━━━━━ DATA TO PROCESS
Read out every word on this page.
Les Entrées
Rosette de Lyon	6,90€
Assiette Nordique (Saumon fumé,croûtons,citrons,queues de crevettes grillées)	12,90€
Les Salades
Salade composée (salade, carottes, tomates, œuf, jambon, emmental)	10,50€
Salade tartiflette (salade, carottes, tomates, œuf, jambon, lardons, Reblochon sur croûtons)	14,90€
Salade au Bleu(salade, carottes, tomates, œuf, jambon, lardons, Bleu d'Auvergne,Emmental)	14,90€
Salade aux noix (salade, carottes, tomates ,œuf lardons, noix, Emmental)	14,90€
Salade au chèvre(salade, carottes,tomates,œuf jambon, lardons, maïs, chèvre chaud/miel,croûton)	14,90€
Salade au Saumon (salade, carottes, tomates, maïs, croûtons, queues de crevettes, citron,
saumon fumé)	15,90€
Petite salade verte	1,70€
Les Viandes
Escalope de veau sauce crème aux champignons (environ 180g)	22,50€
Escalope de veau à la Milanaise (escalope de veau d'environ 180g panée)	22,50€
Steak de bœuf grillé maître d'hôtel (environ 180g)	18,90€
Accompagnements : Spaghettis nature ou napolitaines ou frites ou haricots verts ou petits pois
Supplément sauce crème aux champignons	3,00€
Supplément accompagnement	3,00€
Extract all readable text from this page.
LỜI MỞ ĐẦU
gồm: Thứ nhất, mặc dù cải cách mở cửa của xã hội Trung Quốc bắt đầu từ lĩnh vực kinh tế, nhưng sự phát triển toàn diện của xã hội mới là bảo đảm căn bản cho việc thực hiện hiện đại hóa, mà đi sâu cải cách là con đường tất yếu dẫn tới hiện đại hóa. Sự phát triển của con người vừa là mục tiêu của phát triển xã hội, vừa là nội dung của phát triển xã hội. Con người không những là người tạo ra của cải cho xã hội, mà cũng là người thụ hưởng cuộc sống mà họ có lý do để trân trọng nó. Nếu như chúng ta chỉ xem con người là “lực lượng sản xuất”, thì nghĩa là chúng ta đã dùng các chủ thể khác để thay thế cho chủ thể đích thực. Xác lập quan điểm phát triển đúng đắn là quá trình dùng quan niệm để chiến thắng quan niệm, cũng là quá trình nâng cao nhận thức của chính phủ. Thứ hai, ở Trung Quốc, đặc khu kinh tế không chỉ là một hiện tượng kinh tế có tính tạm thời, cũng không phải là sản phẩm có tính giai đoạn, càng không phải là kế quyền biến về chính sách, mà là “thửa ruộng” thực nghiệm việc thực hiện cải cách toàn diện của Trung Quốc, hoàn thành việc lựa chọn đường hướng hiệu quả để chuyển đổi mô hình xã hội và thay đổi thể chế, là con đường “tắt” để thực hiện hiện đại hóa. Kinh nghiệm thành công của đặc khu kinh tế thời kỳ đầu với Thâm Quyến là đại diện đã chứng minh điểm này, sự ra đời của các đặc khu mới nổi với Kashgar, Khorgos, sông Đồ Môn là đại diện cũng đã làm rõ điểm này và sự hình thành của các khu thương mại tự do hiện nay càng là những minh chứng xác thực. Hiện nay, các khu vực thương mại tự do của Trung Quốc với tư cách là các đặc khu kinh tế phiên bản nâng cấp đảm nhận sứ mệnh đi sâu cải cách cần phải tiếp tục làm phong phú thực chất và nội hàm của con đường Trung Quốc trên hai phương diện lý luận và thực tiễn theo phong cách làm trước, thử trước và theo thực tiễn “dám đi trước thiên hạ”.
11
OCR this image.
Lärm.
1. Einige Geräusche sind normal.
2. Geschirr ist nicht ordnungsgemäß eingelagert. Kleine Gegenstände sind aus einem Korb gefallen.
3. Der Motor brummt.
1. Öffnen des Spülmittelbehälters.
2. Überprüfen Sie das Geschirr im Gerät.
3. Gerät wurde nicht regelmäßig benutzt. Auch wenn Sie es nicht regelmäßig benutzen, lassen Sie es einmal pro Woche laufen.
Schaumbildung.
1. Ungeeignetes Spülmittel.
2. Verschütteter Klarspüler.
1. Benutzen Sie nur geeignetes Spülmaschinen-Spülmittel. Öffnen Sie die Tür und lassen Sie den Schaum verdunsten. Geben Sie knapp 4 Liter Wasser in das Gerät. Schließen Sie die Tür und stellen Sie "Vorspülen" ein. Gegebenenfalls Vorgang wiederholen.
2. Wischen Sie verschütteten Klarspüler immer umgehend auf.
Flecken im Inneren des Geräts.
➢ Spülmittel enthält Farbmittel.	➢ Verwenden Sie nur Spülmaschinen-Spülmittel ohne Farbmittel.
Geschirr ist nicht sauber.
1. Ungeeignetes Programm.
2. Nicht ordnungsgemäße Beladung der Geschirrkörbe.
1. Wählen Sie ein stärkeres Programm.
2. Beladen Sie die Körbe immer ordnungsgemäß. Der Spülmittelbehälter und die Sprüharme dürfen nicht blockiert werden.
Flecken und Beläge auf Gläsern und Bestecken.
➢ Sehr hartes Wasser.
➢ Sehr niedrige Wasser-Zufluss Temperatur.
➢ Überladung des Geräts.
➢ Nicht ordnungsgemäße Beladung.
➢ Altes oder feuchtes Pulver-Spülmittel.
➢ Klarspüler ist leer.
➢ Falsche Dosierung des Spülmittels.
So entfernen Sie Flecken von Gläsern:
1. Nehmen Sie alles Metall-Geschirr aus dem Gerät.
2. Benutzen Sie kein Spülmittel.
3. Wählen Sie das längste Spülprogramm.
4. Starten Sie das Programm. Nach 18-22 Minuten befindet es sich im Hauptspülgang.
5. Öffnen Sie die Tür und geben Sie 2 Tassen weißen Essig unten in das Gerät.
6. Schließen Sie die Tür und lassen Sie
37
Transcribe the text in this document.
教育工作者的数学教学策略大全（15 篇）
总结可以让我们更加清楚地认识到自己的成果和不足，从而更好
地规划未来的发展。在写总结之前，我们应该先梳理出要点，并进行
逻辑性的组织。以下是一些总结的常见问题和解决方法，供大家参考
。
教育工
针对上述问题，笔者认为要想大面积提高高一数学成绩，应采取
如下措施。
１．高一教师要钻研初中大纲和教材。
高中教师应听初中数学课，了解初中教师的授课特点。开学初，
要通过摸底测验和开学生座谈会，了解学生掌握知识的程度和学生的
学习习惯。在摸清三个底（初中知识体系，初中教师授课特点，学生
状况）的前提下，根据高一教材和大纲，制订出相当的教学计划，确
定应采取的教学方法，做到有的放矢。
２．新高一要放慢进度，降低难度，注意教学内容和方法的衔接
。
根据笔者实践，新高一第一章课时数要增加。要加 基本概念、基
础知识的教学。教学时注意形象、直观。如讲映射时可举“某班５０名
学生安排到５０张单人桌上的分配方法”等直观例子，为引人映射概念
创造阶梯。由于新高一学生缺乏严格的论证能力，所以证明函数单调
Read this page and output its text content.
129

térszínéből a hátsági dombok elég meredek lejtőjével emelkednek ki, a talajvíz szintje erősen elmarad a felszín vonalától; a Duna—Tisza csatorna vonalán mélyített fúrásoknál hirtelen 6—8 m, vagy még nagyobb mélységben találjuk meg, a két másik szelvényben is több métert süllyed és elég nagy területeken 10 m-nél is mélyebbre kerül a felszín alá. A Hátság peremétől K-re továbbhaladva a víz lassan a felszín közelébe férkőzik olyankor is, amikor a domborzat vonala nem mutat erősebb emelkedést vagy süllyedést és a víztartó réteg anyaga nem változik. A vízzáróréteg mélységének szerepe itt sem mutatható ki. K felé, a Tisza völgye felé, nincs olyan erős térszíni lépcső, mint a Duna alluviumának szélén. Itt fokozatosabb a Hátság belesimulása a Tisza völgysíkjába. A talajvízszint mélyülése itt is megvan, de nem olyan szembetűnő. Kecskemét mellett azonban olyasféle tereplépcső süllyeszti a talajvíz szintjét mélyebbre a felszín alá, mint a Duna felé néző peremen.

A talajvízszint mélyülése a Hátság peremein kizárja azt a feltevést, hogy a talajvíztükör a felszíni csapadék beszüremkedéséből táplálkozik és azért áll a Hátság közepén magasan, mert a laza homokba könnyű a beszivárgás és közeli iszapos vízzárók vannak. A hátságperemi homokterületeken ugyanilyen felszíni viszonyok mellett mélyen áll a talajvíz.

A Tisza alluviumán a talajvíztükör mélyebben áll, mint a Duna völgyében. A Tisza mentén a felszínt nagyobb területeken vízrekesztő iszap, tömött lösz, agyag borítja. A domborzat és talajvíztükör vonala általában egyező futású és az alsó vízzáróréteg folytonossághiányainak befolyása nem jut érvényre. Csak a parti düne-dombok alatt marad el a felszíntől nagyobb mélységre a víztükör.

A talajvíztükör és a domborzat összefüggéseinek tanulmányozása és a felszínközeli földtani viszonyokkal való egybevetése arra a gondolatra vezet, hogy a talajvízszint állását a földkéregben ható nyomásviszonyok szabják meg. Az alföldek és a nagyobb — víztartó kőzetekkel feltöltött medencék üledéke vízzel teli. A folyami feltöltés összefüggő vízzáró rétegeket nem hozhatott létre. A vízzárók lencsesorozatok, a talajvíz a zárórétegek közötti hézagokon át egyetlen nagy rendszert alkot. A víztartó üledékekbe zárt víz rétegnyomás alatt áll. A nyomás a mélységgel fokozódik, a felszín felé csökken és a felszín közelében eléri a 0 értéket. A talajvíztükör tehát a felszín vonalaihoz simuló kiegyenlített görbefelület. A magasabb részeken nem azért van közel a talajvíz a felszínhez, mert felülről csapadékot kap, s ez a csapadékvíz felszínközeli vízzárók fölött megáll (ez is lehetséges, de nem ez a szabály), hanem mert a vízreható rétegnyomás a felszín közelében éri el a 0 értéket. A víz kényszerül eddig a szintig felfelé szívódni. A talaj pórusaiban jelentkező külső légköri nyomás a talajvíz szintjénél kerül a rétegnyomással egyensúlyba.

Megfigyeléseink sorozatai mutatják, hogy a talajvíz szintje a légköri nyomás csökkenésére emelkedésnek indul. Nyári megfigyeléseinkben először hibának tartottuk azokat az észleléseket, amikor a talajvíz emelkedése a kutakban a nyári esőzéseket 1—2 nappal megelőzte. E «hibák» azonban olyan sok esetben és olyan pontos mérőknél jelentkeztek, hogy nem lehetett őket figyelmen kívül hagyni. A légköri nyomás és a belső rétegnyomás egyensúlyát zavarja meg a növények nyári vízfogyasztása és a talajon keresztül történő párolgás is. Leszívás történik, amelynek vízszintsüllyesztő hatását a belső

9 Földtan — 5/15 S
━━━━━━━━━━
**WHAT IS BEING ASKED:** Lines that include the word "jambon" are to be extracted from the data above.

**COMPLETE ANSWER:**
Salade composée (salade, carottes, tomates, œuf, jambon, emmental)	10,50€
Salade tartiflette (salade, carottes, tomates, œuf, jambon, lardons, Reblochon sur croûtons)	14,90€
Salade au Bleu(salade, carottes, tomates, œuf, jambon, lardons, Bleu d'Auvergne,Emmental)	14,90€
Salade au chèvre(salade, carottes,tomates,œuf jambon, lardons, maïs, chèvre chaud/miel,croûton)	14,90€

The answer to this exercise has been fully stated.